**Short problem**
Give the data below again exactly as it stands. Omit the pictures.

Recorded data
........
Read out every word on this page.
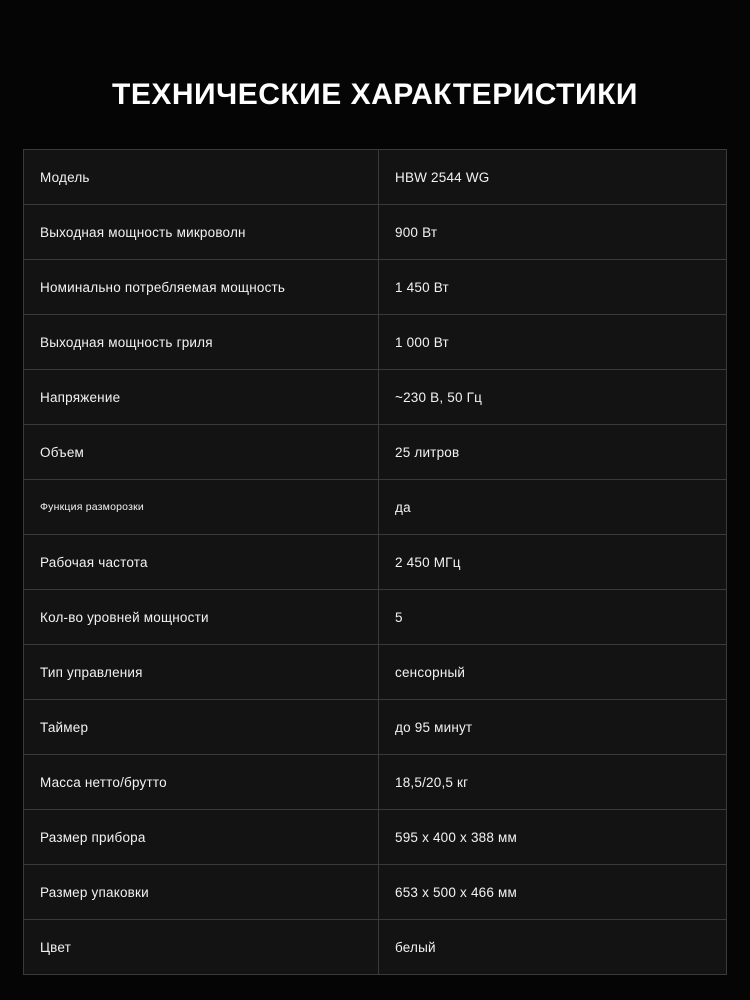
ТЕХНИЧЕСКИЕ ХАРАКТЕРИСТИКИ
Модель	HBW 2544 WG
Выходная мощность микроволн	900 Вт
Номинально потребляемая мощность	1 450 Вт
Выходная мощность гриля	1 000 Вт
Напряжение	~230 В, 50 Гц
Объем	25 литров
Функция разморозки	да
Рабочая частота	2 450 МГц
Кол-во уровней мощности	5
Тип управления	сенсорный
Таймер	до 95 минут
Масса нетто/брутто	18,5/20,5 кг
Размер прибора	595 x 400 x 388 мм
Размер упаковки	653 x 500 x 466 мм
Цвет	белый
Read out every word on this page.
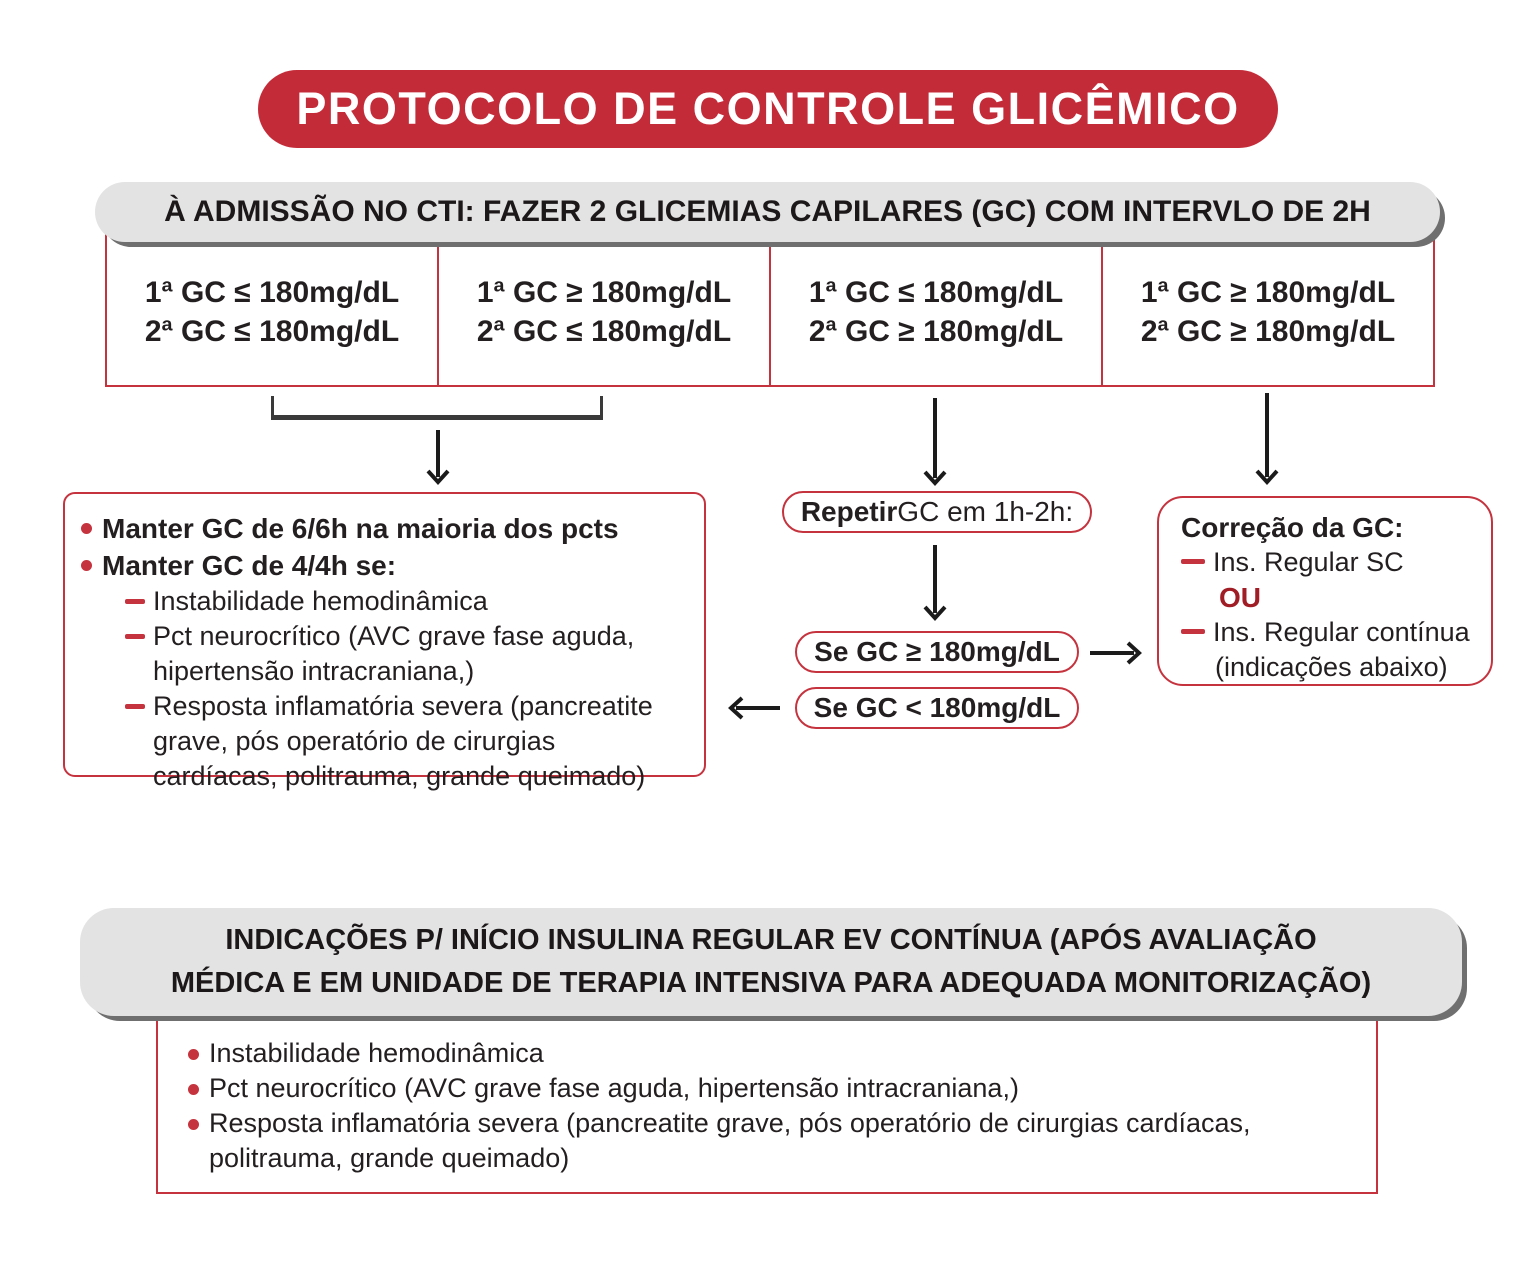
PROTOCOLO DE CONTROLE GLICÊMICO
À ADMISSÃO NO CTI: FAZER 2 GLICEMIAS CAPILARES (GC) COM INTERVLO DE 2H
1ª GC ≤ 180mg/dL
2ª GC ≤ 180mg/dL
1ª GC ≥ 180mg/dL
2ª GC ≤ 180mg/dL
1ª GC ≤ 180mg/dL
2ª GC ≥ 180mg/dL
1ª GC ≥ 180mg/dL
2ª GC ≥ 180mg/dL
Manter GC de 6/6h na maioria dos pcts
Manter GC de 4/4h se:
Instabilidade hemodinâmica
Pct neurocrítico (AVC grave fase aguda, hipertensão intracraniana,)
Resposta inflamatória severa (pancreatite grave, pós operatório de cirurgias cardíacas, politrauma, grande queimado)
Repetir GC em 1h-2h:
Se GC ≥ 180mg/dL
Se GC < 180mg/dL
Correção da GC:
Ins. Regular SC
OU
Ins. Regular contínua
(indicações abaixo)
INDICAÇÕES P/ INÍCIO INSULINA REGULAR EV CONTÍNUA (APÓS AVALIAÇÃO
MÉDICA E EM UNIDADE DE TERAPIA INTENSIVA PARA ADEQUADA MONITORIZAÇÃO)
Instabilidade hemodinâmica
Pct neurocrítico (AVC grave fase aguda, hipertensão intracraniana,)
Resposta inflamatória severa (pancreatite grave, pós operatório de cirurgias cardíacas, politrauma, grande queimado)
........
**Output for this exercise**
Read out every word on this page.
ТЕХНИЧЕСКИЕ ХАРАКТЕРИСТИКИ
Модель	HBW 2544 WG
Выходная мощность микроволн	900 Вт
Номинально потребляемая мощность	1 450 Вт
Выходная мощность гриля	1 000 Вт
Напряжение	~230 В, 50 Гц
Объем	25 литров
Функция разморозки	да
Рабочая частота	2 450 МГц
Кол-во уровней мощности	5
Тип управления	сенсорный
Таймер	до 95 минут
Масса нетто/брутто	18,5/20,5 кг
Размер прибора	595 x 400 x 388 мм
Размер упаковки	653 x 500 x 466 мм
Цвет	белый
Read out every word on this page.
PROTOCOLO DE CONTROLE GLICÊMICO
À ADMISSÃO NO CTI: FAZER 2 GLICEMIAS CAPILARES (GC) COM INTERVLO DE 2H
1ª GC ≤ 180mg/dL
2ª GC ≤ 180mg/dL
1ª GC ≥ 180mg/dL
2ª GC ≤ 180mg/dL
1ª GC ≤ 180mg/dL
2ª GC ≥ 180mg/dL
1ª GC ≥ 180mg/dL
2ª GC ≥ 180mg/dL
Manter GC de 6/6h na maioria dos pcts
Manter GC de 4/4h se:
Instabilidade hemodinâmica
Pct neurocrítico (AVC grave fase aguda, hipertensão intracraniana,)
Resposta inflamatória severa (pancreatite grave, pós operatório de cirurgias cardíacas, politrauma, grande queimado)
Repetir GC em 1h-2h:
Se GC ≥ 180mg/dL
Se GC < 180mg/dL
Correção da GC:
Ins. Regular SC
OU
Ins. Regular contínua
(indicações abaixo)
INDICAÇÕES P/ INÍCIO INSULINA REGULAR EV CONTÍNUA (APÓS AVALIAÇÃO
MÉDICA E EM UNIDADE DE TERAPIA INTENSIVA PARA ADEQUADA MONITORIZAÇÃO)
Instabilidade hemodinâmica
Pct neurocrítico (AVC grave fase aguda, hipertensão intracraniana,)
Resposta inflamatória severa (pancreatite grave, pós operatório de cirurgias cardíacas, politrauma, grande queimado)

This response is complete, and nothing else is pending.